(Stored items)
Start

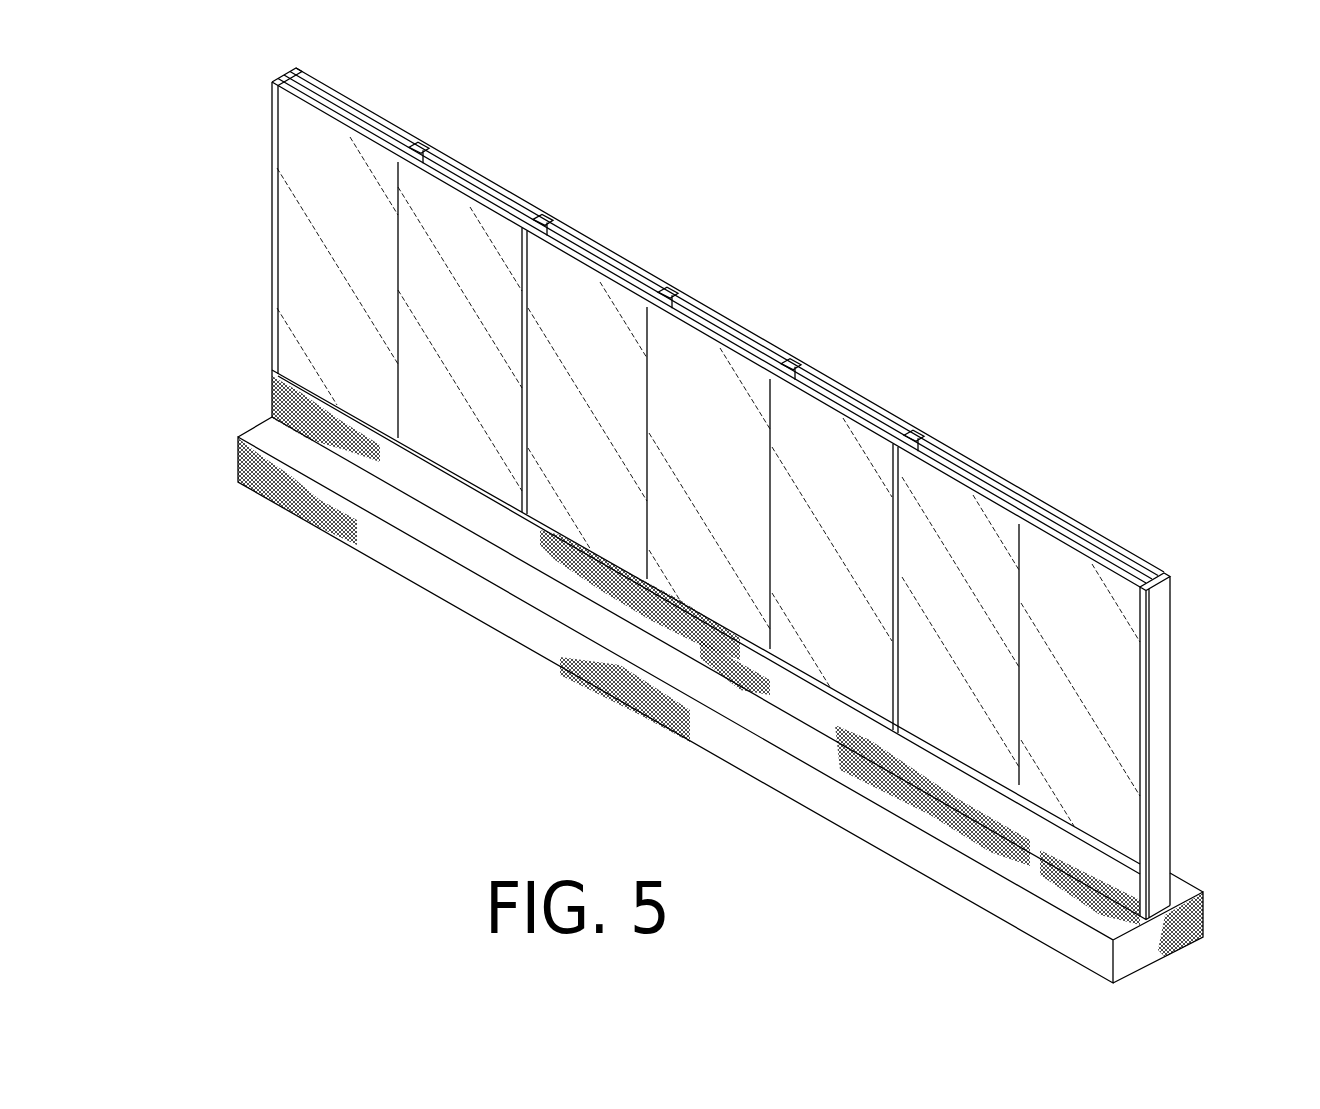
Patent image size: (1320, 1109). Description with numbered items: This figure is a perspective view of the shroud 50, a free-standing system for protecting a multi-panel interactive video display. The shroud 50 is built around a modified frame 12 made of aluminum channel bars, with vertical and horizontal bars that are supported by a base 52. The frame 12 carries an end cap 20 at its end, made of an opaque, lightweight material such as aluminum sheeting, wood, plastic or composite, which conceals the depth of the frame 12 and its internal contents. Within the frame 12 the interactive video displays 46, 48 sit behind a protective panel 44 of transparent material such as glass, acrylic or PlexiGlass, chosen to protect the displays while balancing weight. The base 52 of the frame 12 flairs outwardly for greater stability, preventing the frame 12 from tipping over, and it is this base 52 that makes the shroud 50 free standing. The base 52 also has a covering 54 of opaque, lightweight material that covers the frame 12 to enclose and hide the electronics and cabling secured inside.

The frame 12 is at (585, 234).
The end cap 20 is at (1172, 749).
The protective panel 44 is at (307, 264).
The interactive video display 46 is at (942, 522).
The interactive video display 48 is at (1078, 600).
The shroud 50 is at (785, 260).
The base 52 is at (238, 463).
The covering 54 is at (513, 614).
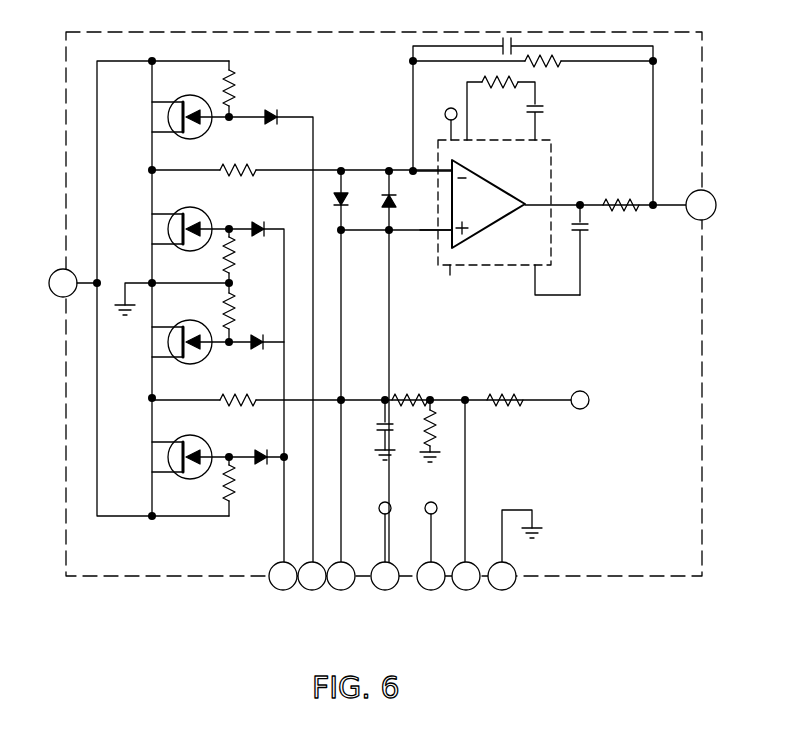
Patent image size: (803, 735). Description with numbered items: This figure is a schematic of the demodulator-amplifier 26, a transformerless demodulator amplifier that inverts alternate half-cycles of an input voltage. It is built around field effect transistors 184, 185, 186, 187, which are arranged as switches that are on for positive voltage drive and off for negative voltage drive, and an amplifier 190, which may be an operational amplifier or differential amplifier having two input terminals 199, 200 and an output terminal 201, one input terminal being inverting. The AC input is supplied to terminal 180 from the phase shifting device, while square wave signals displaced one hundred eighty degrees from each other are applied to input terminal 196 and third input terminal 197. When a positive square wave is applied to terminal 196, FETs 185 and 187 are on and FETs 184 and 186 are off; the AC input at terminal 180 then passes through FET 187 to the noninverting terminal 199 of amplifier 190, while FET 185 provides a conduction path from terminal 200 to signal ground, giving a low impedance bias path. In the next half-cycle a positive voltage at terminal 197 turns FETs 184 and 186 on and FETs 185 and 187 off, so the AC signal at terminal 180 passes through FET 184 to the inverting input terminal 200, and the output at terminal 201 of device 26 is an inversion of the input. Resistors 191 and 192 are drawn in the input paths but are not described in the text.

The demodulator-amplifier 26 is at (65, 163).
The input terminal 180 is at (55, 272).
The field effect transistor 184 is at (207, 98).
The field effect transistor 185 is at (207, 208).
The field effect transistor 186 is at (207, 322).
The field effect transistor 187 is at (207, 436).
The amplifier 190 is at (482, 226).
The resistor 191 is at (240, 176).
The resistor 192 is at (235, 402).
The input terminal 196 is at (273, 586).
The third input terminal 197 is at (306, 588).
The noninverting terminal 199 is at (446, 231).
The inverting amplifier input terminal 200 is at (462, 166).
The output terminal 201 is at (712, 198).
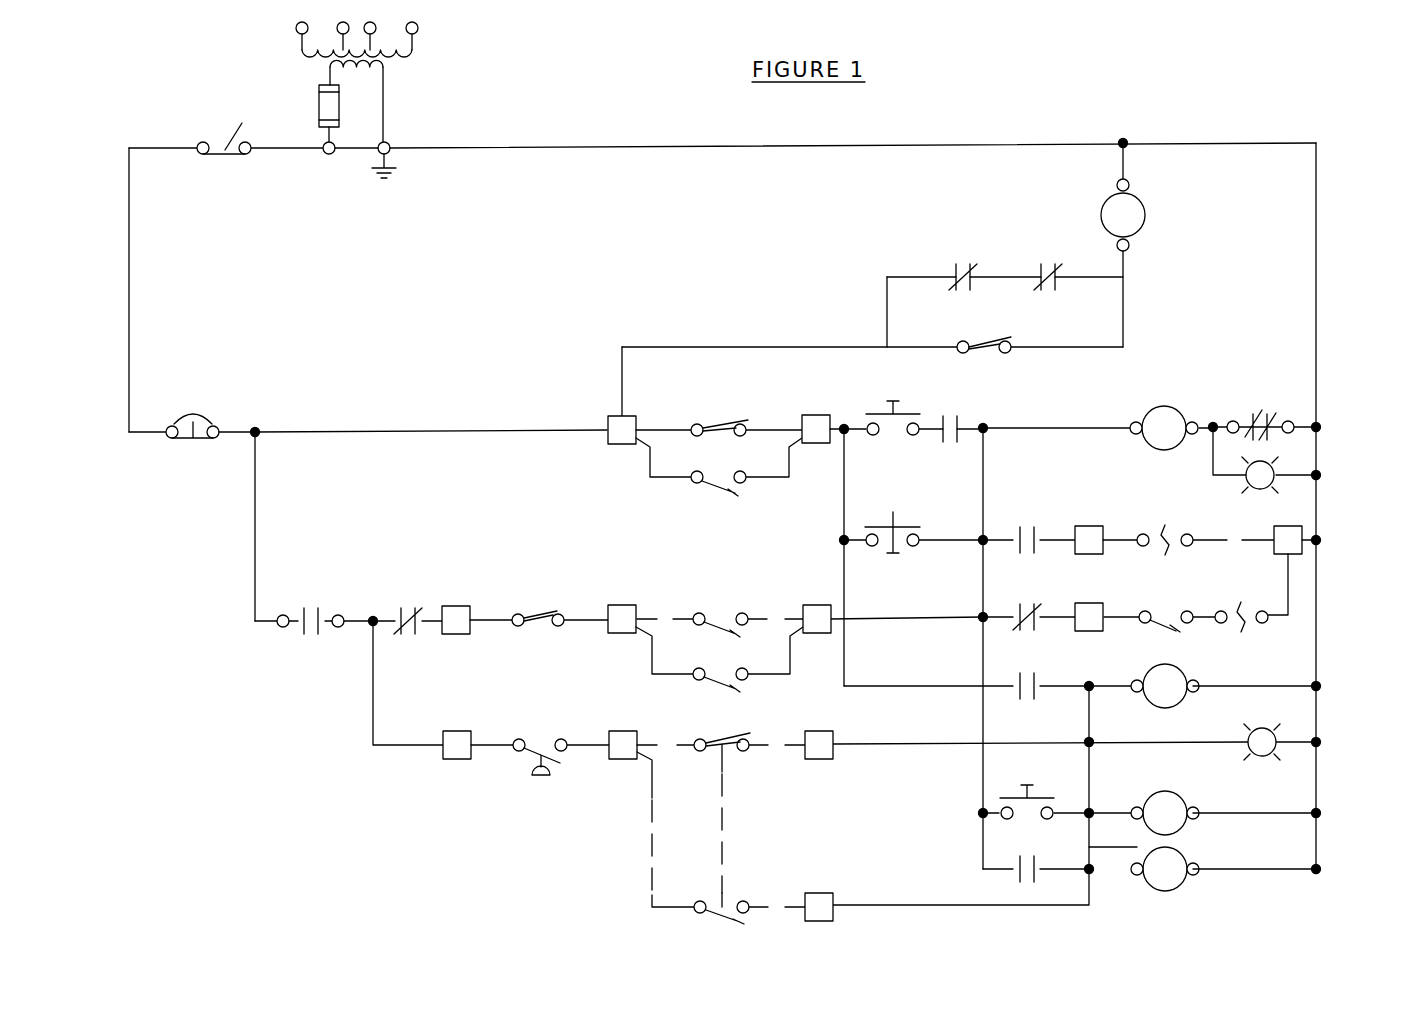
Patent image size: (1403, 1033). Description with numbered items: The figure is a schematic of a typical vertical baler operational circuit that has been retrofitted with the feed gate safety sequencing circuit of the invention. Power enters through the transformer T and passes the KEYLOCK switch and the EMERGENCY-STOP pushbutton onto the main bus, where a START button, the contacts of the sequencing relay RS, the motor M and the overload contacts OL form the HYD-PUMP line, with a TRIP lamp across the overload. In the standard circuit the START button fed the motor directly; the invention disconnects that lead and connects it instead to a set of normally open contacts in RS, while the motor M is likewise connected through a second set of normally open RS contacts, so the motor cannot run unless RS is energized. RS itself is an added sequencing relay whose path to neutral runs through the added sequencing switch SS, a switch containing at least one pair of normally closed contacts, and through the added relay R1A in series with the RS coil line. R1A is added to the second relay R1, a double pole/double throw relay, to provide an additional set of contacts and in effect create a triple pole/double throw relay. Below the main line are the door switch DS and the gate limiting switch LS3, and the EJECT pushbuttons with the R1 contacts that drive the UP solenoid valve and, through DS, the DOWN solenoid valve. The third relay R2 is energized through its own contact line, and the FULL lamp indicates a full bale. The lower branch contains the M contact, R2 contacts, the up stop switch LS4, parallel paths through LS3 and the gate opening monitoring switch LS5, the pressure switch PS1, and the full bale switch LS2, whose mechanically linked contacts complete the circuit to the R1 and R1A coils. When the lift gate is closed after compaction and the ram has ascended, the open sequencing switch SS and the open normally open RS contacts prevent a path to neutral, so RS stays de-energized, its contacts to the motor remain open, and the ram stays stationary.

The transformer with fuse and ground T is at (357, 100).
The keylock switch KEYLOCK is at (223, 125).
The sequencing relay RS is at (1042, 295).
The added relay R1A is at (1101, 562).
The sequencing switch SS is at (872, 333).
The emergency stop pushbutton EMERGENCY-STOP is at (207, 399).
The door switch DS is at (925, 514).
The gate limiting switch LS3 is at (719, 537).
The start pushbutton START is at (893, 404).
The motor and M contact M is at (734, 520).
The overload contact OL is at (1264, 414).
The hydraulic pump label HYD-PUMP is at (1351, 427).
The trip indicator lamp TRIP is at (1291, 460).
The eject pushbuttons EJECT is at (966, 651).
The second relay R1 is at (1149, 690).
The up solenoid valve UP is at (1183, 536).
The down solenoid valve DOWN is at (1241, 614).
The third relay R2 is at (844, 644).
The full indicator lamp FULL is at (1103, 742).
The up stop switch LS4 is at (539, 606).
The gate opening monitoring switch LS5 is at (719, 659).
The pressure switch PS1 is at (540, 743).
The full bale switch LS2 is at (741, 818).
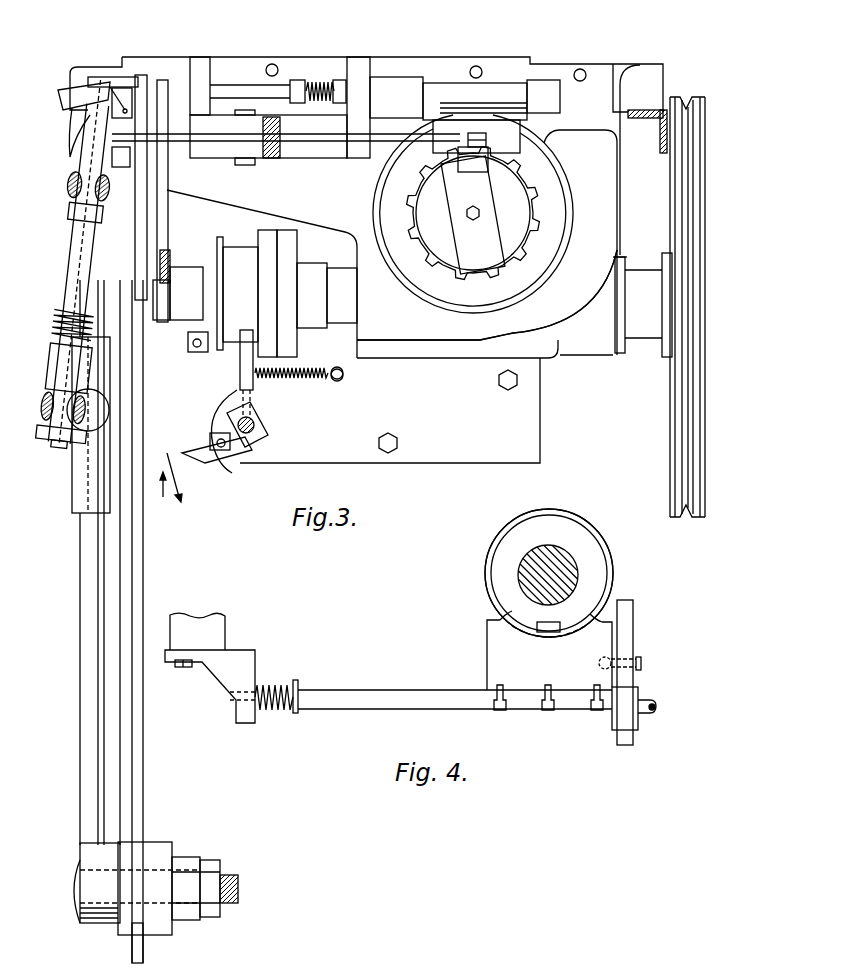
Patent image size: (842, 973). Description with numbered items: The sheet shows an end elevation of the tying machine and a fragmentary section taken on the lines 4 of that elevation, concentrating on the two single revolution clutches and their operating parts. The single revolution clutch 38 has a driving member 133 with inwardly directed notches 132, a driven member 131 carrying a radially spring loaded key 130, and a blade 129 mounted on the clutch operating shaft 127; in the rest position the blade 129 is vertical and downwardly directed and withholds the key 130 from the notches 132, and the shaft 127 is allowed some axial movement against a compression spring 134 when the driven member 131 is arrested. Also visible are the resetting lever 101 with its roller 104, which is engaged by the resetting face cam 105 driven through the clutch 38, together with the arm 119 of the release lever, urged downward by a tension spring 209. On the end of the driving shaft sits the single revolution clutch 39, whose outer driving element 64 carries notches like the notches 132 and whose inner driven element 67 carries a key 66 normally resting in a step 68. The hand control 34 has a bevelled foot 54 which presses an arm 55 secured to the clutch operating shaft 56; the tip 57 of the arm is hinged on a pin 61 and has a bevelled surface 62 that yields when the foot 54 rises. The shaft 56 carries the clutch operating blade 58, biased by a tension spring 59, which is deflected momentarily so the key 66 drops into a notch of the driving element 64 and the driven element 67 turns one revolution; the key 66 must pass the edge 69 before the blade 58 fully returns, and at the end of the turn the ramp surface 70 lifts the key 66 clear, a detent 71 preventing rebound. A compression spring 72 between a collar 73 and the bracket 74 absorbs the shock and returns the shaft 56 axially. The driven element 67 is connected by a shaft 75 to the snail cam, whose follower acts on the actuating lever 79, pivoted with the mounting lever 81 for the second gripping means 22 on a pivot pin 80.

In FIG. 3, the second gripping means 22 is at (70, 61).
In FIG. 3, the arm of the release lever 119 is at (92, 77).
In FIG. 3, the clutch operating shaft 127 is at (222, 90).
In FIG. 3, the compression spring 134 is at (314, 100).
In FIG. 3, the tension spring 209 is at (108, 103).
In FIG. 3, the resetting lever 101 is at (388, 142).
In FIG. 3, the resetting face cam 105 is at (453, 183).
In FIG. 3, the driving element 64 is at (287, 242).
In FIG. 4, the driving element 64 is at (613, 559).
In FIG. 3, the single revolution clutch 39 is at (300, 252).
In FIG. 4, the single revolution clutch 39 is at (611, 533).
In FIG. 3, the shaft 75 is at (185, 275).
In FIG. 4, the shaft 75 is at (546, 550).
In FIG. 3, the section lines 4— 4 is at (218, 232).
In FIG. 3, the blade 129 is at (520, 143).
In FIG. 3, the roller 104 is at (520, 160).
In FIG. 3, the driven member 131 is at (513, 197).
In FIG. 3, the notches 132 is at (540, 228).
In FIG. 3, the driving member 133 is at (560, 233).
In FIG. 3, the key 130 is at (517, 257).
In FIG. 3, the single revolution clutch 38 is at (505, 293).
In FIG. 3, the tension spring 59 is at (287, 370).
In FIG. 3, the clutch operating blade 58 is at (249, 382).
In FIG. 4, the clutch operating blade 58 is at (540, 679).
In FIG. 3, the clutch operating shaft 56 is at (258, 422).
In FIG. 4, the clutch operating shaft 56 is at (378, 697).
In FIG. 3, the bevelled foot 54 is at (175, 427).
In FIG. 3, the hinge pin 61 is at (172, 435).
In FIG. 3, the tip 57 is at (197, 462).
In FIG. 3, the arm 55 is at (240, 462).
In FIG. 3, the bevelled surface 62 is at (186, 477).
In FIG. 3, the hand control 34 is at (164, 501).
In FIG. 3, the mounting lever 81 is at (86, 763).
In FIG. 3, the actuating lever 79 is at (107, 791).
In FIG. 3, the pivot pin 80 is at (72, 890).
In FIG. 4, the driven element 67 is at (493, 574).
In FIG. 4, the edge of the blade 69 is at (495, 618).
In FIG. 4, the key 66 is at (552, 622).
In FIG. 4, the ramp surface 70 is at (620, 614).
In FIG. 4, the step 68 is at (536, 633).
In FIG. 4, the detent 71 is at (565, 630).
In FIG. 4, the bracket 74 is at (255, 665).
In FIG. 4, the compression spring 72 is at (276, 690).
In FIG. 4, the collar 73 is at (295, 713).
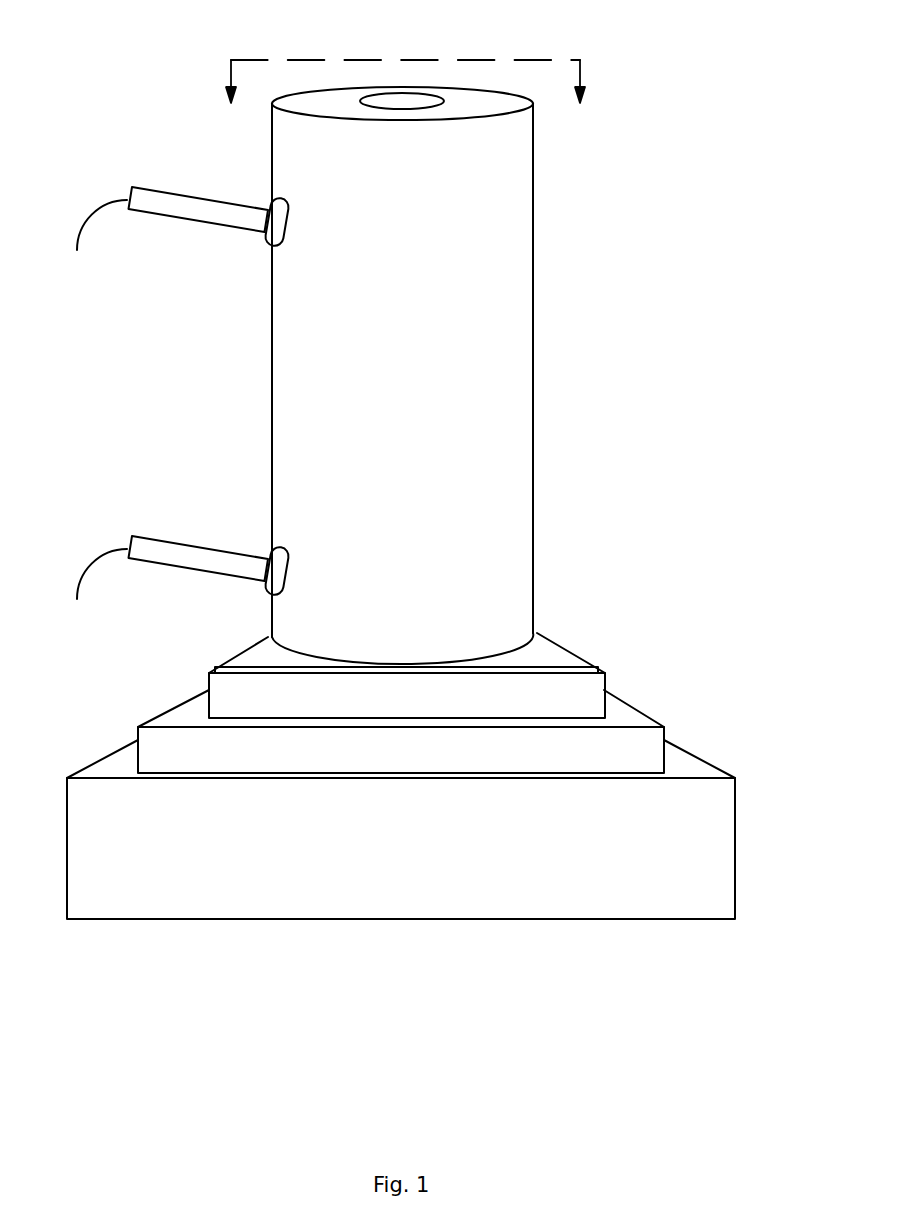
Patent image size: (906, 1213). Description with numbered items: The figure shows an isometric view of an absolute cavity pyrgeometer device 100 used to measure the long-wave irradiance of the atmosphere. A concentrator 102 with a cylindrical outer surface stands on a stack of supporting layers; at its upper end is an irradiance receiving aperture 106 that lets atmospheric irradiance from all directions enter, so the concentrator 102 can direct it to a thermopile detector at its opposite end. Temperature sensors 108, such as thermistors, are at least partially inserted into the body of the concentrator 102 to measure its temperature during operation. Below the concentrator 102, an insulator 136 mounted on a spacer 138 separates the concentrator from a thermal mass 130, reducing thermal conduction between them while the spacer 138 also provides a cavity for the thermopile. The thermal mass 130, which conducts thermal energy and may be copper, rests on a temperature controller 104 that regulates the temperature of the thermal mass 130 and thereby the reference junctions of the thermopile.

The pyrgeometer device 100 is at (181, 57).
The concentrator 102 is at (533, 279).
The temperature controller 104 is at (717, 843).
The irradiance receiving aperture 106 is at (402, 100).
The temperature sensors 108 is at (203, 198).
The thermal mass 130 is at (657, 757).
The insulator 136 is at (557, 665).
The spacer 138 is at (593, 702).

End

Your instructions:
Reproduce the records word for word from the beginning through the line containing "The covering 54 is at (513, 614).", including that line. Omit the pictures from your answer.

Solution:
Patent image size: (1320, 1109). Description with numbered items: This figure is a perspective view of the shroud 50, a free-standing system for protecting a multi-panel interactive video display. The shroud 50 is built around a modified frame 12 made of aluminum channel bars, with vertical and horizontal bars that are supported by a base 52. The frame 12 carries an end cap 20 at its end, made of an opaque, lightweight material such as aluminum sheeting, wood, plastic or composite, which conceals the depth of the frame 12 and its internal contents. Within the frame 12 the interactive video displays 46, 48 sit behind a protective panel 44 of transparent material such as glass, acrylic or PlexiGlass, chosen to protect the displays while balancing weight. The base 52 of the frame 12 flairs outwardly for greater stability, preventing the frame 12 from tipping over, and it is this base 52 that makes the shroud 50 free standing. The base 52 also has a covering 54 of opaque, lightweight material that covers the frame 12 to enclose and hide the electronics and cabling secured inside.

The frame 12 is at (585, 234).
The end cap 20 is at (1172, 749).
The protective panel 44 is at (307, 264).
The interactive video display 46 is at (942, 522).
The interactive video display 48 is at (1078, 600).
The shroud 50 is at (785, 260).
The base 52 is at (238, 463).
The covering 54 is at (513, 614).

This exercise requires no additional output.